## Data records
+-------+

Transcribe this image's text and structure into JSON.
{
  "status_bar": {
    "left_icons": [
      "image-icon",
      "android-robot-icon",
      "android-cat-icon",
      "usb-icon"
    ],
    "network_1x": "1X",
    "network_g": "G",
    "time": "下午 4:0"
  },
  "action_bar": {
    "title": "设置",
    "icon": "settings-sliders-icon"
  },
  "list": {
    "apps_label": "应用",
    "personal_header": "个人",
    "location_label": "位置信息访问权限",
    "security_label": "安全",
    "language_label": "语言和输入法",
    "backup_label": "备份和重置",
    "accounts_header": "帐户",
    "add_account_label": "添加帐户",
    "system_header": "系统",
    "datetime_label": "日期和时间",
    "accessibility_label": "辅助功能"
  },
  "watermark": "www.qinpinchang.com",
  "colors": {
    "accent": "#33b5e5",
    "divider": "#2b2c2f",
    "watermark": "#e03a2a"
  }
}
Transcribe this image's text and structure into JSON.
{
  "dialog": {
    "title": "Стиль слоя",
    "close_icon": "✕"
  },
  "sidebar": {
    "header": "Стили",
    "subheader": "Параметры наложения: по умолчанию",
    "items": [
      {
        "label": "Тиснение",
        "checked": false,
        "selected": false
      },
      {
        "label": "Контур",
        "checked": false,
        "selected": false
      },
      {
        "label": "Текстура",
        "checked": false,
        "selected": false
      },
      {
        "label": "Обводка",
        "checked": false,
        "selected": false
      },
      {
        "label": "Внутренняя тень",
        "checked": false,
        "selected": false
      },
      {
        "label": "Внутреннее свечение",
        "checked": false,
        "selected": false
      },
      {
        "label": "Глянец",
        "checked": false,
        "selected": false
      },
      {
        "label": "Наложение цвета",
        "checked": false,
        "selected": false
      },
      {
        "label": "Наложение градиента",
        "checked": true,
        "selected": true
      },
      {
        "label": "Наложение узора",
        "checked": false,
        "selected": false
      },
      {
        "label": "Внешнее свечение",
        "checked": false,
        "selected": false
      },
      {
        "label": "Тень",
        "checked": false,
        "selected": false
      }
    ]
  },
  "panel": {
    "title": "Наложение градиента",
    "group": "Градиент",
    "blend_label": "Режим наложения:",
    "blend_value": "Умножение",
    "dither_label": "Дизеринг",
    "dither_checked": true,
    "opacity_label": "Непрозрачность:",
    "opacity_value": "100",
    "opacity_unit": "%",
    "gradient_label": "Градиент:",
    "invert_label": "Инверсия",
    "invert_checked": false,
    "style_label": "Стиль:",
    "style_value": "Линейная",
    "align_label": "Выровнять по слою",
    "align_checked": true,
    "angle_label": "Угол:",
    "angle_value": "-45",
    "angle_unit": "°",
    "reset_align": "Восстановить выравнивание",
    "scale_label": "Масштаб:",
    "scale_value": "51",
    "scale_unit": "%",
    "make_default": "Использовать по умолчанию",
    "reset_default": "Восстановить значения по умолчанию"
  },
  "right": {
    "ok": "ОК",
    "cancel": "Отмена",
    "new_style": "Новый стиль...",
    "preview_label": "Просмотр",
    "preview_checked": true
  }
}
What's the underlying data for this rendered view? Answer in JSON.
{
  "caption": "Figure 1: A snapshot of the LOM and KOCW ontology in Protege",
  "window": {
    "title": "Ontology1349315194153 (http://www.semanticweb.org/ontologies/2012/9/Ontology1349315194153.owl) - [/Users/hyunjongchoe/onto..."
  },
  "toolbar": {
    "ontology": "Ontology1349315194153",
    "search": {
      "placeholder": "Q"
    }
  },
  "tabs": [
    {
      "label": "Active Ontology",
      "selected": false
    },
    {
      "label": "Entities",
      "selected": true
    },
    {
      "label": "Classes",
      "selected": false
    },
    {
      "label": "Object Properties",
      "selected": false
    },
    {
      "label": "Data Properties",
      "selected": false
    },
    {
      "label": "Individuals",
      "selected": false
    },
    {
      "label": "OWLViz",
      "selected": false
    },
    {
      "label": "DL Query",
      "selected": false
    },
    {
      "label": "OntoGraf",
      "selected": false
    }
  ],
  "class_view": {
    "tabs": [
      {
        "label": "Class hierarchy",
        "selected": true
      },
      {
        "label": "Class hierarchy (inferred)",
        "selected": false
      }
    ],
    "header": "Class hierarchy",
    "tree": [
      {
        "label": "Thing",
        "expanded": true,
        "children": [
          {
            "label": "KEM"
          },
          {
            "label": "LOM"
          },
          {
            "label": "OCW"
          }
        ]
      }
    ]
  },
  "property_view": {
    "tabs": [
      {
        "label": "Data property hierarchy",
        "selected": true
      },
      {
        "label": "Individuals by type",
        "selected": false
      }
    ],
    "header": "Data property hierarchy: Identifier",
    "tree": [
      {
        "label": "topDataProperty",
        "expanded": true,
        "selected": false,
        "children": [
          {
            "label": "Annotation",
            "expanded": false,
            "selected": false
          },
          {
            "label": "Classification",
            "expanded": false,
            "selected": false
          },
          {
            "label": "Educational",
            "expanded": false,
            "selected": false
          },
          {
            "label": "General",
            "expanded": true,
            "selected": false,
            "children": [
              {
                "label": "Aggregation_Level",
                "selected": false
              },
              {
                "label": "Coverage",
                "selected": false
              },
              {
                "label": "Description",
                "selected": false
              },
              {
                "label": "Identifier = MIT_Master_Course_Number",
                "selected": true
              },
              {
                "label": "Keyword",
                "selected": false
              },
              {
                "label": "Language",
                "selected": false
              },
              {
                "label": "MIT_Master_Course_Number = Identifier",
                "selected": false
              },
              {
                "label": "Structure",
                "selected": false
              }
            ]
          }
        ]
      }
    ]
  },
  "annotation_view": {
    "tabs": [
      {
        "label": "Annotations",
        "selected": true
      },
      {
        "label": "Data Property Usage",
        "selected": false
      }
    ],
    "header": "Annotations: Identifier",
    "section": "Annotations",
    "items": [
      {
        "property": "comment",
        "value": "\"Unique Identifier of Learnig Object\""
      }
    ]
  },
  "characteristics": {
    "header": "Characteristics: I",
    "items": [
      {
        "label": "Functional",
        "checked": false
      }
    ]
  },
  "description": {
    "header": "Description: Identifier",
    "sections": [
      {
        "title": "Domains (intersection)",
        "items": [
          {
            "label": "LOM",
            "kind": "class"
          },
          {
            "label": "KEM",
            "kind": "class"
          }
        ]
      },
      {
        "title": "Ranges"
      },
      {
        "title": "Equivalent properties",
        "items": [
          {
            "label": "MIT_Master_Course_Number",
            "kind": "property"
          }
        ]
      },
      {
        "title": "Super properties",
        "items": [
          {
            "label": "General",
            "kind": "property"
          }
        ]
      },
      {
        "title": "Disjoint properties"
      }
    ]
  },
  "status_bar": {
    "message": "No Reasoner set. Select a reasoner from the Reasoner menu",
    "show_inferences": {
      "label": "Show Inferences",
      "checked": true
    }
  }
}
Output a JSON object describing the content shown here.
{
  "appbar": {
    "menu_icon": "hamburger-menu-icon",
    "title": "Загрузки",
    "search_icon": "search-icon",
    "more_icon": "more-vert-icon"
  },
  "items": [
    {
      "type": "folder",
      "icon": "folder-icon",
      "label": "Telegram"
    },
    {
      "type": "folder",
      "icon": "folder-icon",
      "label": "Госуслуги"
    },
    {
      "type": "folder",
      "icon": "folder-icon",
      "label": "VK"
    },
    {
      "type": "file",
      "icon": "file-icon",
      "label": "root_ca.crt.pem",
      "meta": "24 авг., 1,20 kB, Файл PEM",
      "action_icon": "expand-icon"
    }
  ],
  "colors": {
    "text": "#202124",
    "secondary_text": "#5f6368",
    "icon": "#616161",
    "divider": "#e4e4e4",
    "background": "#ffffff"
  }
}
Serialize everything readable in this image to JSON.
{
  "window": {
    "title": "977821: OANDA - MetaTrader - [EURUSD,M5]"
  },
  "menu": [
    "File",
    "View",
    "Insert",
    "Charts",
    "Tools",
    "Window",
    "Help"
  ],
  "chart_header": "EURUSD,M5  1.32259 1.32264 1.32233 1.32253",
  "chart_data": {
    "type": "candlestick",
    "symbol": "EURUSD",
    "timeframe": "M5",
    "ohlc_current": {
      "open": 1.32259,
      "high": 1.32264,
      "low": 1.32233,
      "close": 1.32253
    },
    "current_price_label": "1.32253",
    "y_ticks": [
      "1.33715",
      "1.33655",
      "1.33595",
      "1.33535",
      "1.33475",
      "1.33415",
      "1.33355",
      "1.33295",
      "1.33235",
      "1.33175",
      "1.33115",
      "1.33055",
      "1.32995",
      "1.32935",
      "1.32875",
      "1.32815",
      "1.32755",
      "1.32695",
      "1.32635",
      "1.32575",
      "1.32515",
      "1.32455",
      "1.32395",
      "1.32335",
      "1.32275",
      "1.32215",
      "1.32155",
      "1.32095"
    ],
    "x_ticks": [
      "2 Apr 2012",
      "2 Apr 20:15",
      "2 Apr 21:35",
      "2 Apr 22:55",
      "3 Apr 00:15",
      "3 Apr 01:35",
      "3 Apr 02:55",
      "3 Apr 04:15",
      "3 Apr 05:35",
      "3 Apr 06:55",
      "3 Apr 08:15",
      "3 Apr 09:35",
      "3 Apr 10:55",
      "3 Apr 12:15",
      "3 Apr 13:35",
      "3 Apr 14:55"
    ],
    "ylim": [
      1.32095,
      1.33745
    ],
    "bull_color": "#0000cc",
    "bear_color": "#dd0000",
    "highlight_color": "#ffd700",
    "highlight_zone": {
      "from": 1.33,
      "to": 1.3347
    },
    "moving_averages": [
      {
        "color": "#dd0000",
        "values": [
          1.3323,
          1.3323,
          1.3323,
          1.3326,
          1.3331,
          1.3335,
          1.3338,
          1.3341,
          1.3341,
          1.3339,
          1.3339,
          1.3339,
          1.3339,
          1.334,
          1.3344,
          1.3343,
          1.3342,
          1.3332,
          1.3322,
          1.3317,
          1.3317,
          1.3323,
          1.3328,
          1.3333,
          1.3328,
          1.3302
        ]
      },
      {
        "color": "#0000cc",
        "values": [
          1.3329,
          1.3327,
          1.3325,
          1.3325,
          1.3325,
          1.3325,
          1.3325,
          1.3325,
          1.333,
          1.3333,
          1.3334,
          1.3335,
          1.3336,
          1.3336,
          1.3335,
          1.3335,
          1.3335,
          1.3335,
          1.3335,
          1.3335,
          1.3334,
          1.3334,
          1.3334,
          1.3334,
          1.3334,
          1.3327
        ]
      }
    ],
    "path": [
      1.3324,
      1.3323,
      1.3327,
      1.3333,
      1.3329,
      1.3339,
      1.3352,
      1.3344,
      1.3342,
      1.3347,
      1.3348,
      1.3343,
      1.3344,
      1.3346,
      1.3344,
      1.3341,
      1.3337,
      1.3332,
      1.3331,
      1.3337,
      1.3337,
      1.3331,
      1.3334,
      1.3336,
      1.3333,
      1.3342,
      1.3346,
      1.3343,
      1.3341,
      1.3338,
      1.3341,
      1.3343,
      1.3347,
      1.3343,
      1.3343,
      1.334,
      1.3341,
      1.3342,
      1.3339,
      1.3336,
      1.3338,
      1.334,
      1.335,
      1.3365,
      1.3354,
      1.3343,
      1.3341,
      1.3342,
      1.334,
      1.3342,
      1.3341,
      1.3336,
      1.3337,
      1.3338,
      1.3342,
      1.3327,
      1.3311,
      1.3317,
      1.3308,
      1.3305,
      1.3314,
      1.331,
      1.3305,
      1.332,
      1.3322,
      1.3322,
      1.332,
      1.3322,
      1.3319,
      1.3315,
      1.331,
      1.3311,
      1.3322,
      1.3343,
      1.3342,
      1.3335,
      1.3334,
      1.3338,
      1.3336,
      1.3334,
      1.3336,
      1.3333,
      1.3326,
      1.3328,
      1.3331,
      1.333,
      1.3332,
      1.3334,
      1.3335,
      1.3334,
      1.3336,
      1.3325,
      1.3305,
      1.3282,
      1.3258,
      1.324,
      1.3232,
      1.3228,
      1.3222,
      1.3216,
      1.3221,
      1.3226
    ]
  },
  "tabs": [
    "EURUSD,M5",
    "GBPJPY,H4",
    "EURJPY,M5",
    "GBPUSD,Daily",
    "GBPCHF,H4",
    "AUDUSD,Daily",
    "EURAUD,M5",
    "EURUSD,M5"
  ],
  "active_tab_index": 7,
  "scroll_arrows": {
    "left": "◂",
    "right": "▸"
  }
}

+-------+

## PROMPT
Examine the records and report how many lines contain the string "hierarchy". Only the number should be given.

## FINAL RESULT
5